[Dataset excerpts]

________________________

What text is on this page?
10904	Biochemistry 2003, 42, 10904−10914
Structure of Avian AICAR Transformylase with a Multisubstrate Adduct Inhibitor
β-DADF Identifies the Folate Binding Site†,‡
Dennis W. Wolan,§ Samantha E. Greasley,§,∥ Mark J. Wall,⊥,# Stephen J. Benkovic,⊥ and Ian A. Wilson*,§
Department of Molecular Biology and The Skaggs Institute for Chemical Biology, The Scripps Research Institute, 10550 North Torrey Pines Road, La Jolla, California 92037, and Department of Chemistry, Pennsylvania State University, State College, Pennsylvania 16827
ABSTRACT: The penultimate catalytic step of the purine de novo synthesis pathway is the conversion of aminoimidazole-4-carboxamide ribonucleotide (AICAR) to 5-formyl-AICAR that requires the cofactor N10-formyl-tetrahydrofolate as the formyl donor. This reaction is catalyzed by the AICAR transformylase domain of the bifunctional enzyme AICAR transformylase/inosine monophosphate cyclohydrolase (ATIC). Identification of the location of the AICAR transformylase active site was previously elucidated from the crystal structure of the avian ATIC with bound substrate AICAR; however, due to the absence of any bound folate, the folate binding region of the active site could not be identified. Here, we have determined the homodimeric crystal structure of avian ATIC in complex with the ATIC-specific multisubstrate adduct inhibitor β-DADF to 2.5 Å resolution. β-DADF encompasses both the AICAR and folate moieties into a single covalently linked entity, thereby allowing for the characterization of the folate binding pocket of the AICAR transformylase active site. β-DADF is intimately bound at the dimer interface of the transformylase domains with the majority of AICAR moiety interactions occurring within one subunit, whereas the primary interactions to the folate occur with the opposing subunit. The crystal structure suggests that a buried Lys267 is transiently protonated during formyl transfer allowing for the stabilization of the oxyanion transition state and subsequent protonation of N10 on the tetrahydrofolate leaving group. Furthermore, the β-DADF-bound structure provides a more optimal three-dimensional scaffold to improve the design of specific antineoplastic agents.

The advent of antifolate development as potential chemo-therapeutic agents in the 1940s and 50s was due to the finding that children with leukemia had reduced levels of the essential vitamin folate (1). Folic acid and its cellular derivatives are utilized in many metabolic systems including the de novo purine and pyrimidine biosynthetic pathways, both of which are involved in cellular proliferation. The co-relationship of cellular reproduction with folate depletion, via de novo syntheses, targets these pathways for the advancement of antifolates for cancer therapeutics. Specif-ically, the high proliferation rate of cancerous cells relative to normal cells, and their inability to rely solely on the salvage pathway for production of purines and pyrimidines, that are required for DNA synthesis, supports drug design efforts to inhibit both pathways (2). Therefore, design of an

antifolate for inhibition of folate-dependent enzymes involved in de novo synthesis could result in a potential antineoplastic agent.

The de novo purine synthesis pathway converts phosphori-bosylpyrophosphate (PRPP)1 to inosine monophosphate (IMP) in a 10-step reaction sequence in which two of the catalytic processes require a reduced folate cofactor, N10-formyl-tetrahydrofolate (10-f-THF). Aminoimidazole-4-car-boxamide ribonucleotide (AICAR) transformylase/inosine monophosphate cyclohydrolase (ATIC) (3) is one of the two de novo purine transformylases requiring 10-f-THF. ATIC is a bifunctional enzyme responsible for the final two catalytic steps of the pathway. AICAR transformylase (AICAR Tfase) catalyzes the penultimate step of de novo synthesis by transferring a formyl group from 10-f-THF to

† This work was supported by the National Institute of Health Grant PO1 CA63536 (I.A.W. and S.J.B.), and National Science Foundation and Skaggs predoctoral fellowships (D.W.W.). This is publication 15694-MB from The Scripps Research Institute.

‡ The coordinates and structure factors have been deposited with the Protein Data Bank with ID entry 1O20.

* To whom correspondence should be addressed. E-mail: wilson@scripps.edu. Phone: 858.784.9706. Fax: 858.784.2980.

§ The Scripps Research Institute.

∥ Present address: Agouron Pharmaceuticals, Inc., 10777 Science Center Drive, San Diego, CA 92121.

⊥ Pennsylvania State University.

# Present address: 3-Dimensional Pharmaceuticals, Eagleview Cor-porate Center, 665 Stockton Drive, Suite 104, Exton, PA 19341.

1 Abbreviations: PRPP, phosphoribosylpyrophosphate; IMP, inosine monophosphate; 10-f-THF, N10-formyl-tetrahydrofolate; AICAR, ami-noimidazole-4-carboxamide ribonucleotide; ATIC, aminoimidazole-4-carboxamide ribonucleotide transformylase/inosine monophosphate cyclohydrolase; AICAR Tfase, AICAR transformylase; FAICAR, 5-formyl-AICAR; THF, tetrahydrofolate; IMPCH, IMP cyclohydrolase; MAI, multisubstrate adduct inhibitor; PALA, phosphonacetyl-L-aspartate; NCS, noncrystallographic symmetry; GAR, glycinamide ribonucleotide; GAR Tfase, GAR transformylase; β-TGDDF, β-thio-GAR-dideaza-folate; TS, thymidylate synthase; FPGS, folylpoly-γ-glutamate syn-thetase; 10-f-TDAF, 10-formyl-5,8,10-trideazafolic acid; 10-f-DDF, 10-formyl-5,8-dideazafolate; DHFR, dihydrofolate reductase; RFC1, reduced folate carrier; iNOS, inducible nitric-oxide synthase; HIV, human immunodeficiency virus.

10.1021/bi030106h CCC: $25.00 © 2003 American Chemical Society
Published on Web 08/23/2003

________________________

— WHAT YOU WILL DO —
Show the lines of the data that hold the word "Pennsylvania".

— RESULT —
Department of Molecular Biology and The Skaggs Institute for Chemical Biology, The Scripps Research Institute, 10550 North Torrey Pines Road, La Jolla, California 92037, and Department of Chemistry, Pennsylvania State University, State College, Pennsylvania 16827
⊥ Pennsylvania State University.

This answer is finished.